---------- Input ----------
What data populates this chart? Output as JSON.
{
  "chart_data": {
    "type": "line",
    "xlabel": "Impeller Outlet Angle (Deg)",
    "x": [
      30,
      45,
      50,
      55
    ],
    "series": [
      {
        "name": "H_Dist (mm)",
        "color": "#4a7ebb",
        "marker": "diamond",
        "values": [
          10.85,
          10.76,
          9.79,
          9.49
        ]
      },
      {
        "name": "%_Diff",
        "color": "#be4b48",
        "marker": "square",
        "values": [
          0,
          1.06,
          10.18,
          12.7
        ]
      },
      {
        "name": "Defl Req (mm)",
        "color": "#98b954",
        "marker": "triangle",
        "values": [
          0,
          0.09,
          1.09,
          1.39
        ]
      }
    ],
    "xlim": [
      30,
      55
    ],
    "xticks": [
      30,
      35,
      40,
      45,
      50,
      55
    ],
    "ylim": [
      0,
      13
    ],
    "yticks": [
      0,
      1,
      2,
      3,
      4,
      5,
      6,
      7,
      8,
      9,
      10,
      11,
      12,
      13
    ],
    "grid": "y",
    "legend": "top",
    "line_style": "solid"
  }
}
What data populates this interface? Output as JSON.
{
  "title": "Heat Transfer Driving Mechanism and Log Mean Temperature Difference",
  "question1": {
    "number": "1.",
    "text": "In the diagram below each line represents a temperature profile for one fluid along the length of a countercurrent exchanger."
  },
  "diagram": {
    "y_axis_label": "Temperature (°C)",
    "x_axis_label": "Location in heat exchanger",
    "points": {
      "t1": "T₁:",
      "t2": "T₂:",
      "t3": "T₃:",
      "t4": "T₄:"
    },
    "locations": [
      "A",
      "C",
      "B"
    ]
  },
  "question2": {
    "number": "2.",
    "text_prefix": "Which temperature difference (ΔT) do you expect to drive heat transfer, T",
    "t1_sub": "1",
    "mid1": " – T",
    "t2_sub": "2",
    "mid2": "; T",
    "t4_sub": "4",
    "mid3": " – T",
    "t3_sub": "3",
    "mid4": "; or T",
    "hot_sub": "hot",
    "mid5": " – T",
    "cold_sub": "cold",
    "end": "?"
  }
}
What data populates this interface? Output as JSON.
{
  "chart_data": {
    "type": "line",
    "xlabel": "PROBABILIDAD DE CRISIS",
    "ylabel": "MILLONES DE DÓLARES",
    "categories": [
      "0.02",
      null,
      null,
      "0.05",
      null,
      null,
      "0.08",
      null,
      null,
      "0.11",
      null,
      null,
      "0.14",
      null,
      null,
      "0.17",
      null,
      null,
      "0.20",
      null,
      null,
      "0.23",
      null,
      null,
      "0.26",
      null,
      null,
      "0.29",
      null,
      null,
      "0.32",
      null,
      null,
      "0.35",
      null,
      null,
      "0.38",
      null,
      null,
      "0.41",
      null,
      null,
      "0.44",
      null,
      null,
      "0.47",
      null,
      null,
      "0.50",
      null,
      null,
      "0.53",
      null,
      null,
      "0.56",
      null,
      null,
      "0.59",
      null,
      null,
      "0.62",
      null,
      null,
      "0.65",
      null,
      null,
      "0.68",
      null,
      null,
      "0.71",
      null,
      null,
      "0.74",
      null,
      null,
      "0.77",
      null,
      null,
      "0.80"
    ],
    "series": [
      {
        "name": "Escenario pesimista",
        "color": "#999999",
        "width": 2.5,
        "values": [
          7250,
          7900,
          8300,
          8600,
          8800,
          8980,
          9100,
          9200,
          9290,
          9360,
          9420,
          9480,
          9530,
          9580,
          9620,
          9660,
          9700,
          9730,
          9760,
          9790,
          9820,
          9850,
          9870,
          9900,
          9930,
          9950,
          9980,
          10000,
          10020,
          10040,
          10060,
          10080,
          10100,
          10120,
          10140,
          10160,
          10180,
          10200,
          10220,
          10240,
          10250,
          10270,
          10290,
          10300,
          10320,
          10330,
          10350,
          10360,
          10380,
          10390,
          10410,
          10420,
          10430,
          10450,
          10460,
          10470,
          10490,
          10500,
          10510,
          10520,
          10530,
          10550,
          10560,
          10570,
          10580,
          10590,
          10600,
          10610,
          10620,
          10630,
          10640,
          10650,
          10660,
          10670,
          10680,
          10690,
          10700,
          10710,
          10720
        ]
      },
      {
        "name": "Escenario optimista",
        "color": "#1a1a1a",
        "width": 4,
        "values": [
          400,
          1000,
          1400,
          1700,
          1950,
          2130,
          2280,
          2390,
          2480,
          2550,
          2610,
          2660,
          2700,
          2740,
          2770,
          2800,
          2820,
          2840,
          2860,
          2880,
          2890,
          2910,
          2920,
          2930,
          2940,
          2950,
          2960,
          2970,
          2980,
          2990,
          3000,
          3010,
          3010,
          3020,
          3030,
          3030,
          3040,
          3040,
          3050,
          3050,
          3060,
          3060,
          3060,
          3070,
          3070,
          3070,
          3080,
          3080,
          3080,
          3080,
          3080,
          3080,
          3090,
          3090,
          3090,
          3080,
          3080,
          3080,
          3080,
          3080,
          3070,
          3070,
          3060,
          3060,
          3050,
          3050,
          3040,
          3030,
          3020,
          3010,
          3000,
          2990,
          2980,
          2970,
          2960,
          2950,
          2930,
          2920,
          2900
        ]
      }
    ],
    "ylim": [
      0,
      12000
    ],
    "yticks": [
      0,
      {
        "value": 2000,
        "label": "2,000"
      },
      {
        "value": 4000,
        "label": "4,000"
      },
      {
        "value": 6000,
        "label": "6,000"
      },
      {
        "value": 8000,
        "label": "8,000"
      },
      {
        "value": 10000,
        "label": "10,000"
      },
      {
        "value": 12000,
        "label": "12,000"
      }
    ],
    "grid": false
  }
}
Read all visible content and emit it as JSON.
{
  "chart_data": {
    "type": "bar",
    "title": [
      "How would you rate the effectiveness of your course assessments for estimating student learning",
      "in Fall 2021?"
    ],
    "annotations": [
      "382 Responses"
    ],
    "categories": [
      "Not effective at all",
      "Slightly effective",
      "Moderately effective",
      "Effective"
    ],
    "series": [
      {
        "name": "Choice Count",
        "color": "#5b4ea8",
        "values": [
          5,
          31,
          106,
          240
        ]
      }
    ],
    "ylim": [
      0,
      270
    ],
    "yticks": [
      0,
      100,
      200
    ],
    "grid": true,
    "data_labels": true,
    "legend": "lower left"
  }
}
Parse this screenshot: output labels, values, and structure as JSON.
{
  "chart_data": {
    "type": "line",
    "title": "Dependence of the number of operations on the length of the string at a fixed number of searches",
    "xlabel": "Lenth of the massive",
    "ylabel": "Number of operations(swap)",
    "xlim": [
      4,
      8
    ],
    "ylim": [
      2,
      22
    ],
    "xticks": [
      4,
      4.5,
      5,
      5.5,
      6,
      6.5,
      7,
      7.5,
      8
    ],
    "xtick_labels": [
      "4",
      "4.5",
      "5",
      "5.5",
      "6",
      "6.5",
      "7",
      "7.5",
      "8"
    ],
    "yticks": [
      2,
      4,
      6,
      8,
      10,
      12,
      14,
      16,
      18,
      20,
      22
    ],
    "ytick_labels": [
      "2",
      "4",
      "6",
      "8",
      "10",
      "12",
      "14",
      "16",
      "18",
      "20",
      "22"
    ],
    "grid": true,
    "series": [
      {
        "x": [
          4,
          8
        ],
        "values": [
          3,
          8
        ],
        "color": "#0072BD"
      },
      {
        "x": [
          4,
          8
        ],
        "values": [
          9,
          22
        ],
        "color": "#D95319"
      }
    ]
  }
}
----------
◆ Directive
Search the data for "title". Copy every line that has it.

◆ Answer to the problem
  "title": "Heat Transfer Driving Mechanism and Log Mean Temperature Difference",
    "title": [
    "title": "Dependence of the number of operations on the length of the string at a fixed number of searches",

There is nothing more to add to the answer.